▸ **Problem description**:
Look through the entries and report how many lines include the word "innych". Give the number alone.

▸ **Records for this task**:
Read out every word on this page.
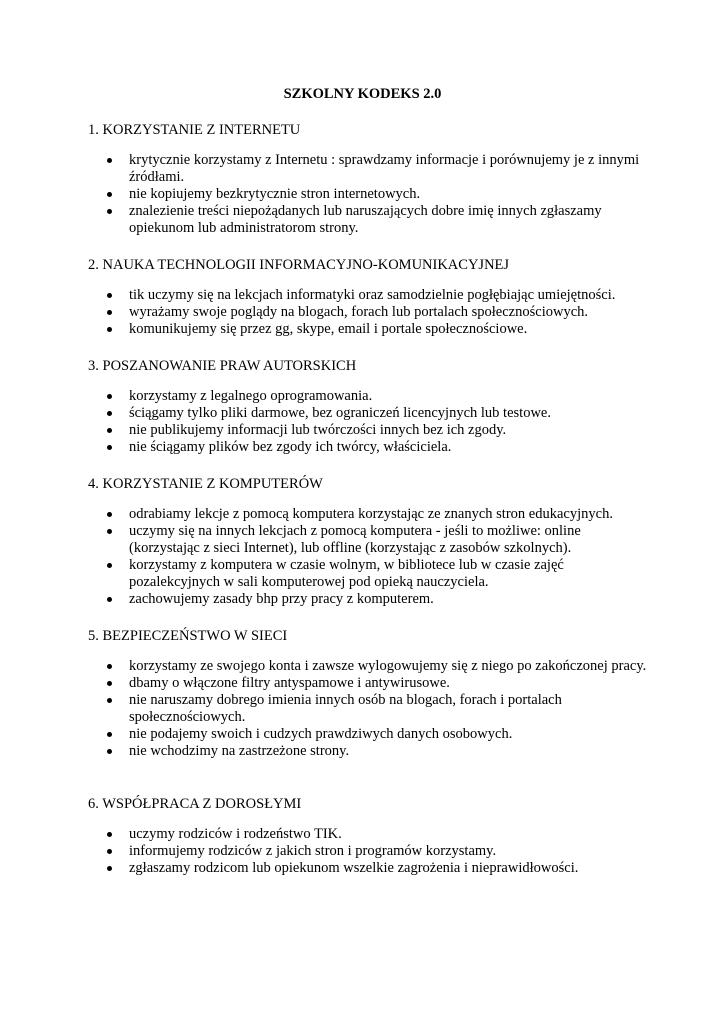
SZKOLNY KODEKS 2.0
1. KORZYSTANIE Z INTERNETU
krytycznie korzystamy z Internetu : sprawdzamy informacje i porównujemy je z innymi źródłami.
nie kopiujemy bezkrytycznie stron internetowych.
znalezienie treści niepożądanych lub naruszających dobre imię innych zgłaszamy opiekunom lub administratorom strony.
2. NAUKA TECHNOLOGII INFORMACYJNO-KOMUNIKACYJNEJ
tik uczymy się na lekcjach informatyki oraz samodzielnie pogłębiając umiejętności.
wyrażamy swoje poglądy na blogach, forach lub portalach społecznościowych.
komunikujemy się przez gg, skype, email i portale społecznościowe.
3. POSZANOWANIE PRAW AUTORSKICH
korzystamy z legalnego oprogramowania.
ściągamy tylko pliki darmowe, bez ograniczeń licencyjnych lub testowe.
nie publikujemy informacji lub twórczości innych bez ich zgody.
nie ściągamy plików bez zgody ich twórcy, właściciela.
4. KORZYSTANIE Z KOMPUTERÓW
odrabiamy lekcje z pomocą komputera korzystając ze znanych stron edukacyjnych.
uczymy się na innych lekcjach z pomocą komputera - jeśli to możliwe: online (korzystając z sieci Internet), lub offline (korzystając z zasobów szkolnych).
korzystamy z komputera w czasie wolnym, w bibliotece lub w czasie zajęć pozalekcyjnych w sali komputerowej pod opieką nauczyciela.
zachowujemy zasady bhp przy pracy z komputerem.
5. BEZPIECZEŃSTWO W SIECI
korzystamy ze swojego konta i zawsze wylogowujemy się z niego po zakończonej pracy.
dbamy o włączone filtry antyspamowe i antywirusowe.
nie naruszamy dobrego imienia innych osób na blogach, forach i portalach społecznościowych.
nie podajemy swoich i cudzych prawdziwych danych osobowych.
nie wchodzimy na zastrzeżone strony.
6. WSPÓŁPRACA Z DOROSŁYMI
uczymy rodziców i rodzeństwo TIK.
informujemy rodziców z jakich stron i programów korzystamy.
zgłaszamy rodzicom lub opiekunom wszelkie zagrożenia i nieprawidłowości.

▸ **Task result**:
4